**Set task:** Scan the material that follows. Copy every line containing the word "this".

####

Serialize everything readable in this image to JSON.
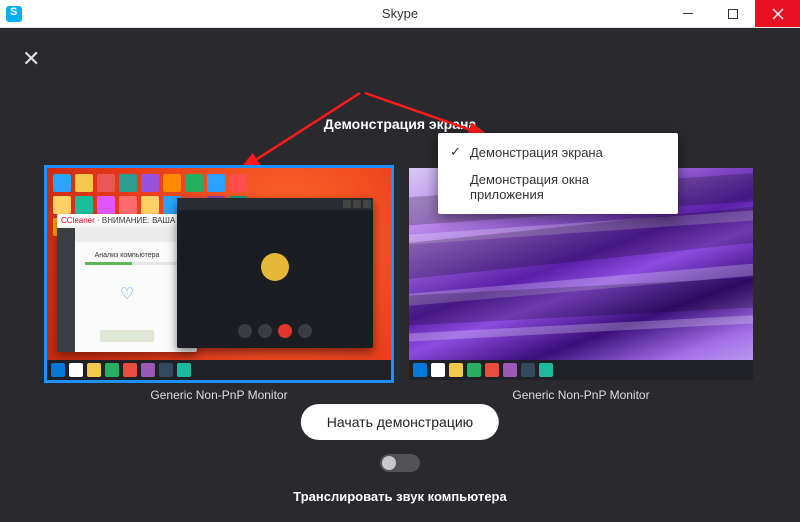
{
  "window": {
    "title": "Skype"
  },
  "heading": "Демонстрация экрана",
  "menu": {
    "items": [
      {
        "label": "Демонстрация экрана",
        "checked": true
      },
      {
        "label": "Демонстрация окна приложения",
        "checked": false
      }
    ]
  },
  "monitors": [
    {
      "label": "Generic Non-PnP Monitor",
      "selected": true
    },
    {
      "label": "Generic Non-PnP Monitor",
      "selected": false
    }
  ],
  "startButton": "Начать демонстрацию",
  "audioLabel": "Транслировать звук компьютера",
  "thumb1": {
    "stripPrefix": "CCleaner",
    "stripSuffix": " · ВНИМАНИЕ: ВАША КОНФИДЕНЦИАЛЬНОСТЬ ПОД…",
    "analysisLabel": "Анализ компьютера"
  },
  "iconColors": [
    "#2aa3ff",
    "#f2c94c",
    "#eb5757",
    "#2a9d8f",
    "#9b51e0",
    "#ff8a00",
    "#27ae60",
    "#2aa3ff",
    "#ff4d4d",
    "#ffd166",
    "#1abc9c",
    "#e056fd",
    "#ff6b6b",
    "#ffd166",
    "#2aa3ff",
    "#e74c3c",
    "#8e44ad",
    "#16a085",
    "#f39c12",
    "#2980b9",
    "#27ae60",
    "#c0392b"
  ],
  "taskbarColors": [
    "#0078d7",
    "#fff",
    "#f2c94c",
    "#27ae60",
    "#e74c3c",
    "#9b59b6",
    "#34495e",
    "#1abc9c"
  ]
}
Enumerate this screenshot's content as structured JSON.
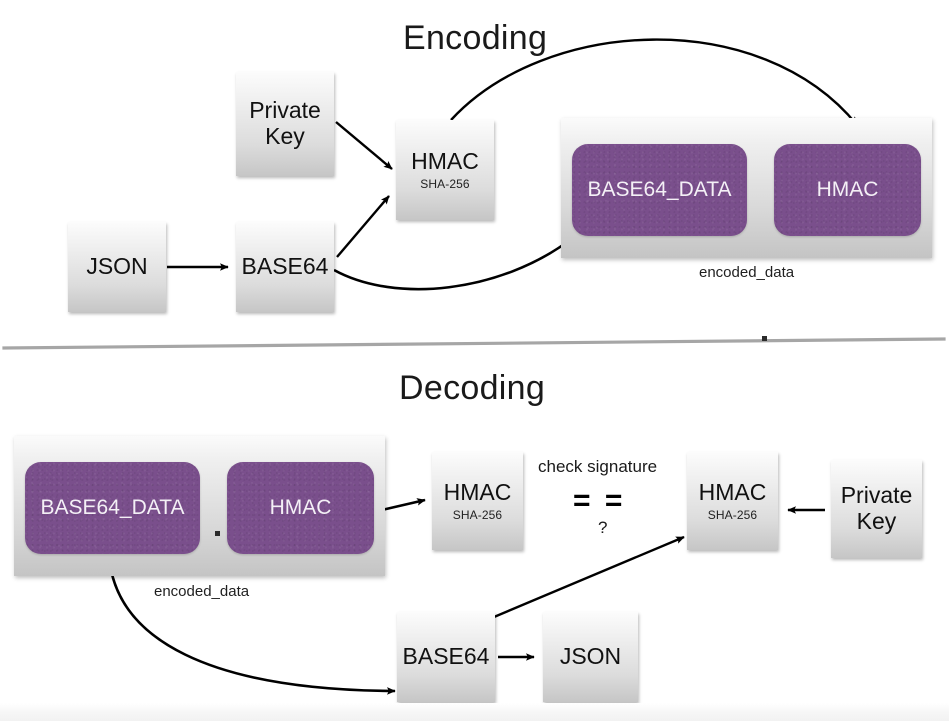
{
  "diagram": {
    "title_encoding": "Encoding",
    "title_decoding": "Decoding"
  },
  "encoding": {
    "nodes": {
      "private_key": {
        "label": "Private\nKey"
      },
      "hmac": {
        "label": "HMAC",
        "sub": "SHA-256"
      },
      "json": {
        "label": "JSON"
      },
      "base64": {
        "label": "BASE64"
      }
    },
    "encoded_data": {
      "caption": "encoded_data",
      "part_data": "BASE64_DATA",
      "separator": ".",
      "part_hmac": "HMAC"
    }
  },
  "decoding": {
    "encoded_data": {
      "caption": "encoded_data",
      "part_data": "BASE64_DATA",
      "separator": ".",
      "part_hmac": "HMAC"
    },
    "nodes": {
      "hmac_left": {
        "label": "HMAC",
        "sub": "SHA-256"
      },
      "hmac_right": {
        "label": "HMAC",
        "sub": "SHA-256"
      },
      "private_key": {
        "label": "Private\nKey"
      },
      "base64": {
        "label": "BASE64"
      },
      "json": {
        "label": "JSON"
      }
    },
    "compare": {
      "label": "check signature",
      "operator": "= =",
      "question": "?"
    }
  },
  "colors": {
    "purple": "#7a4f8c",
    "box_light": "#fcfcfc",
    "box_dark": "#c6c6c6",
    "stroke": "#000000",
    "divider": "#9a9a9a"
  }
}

####

**Expected answer:**
Serialize everything readable in this image to JSON.
Enumerate this screenshot's content as structured JSON.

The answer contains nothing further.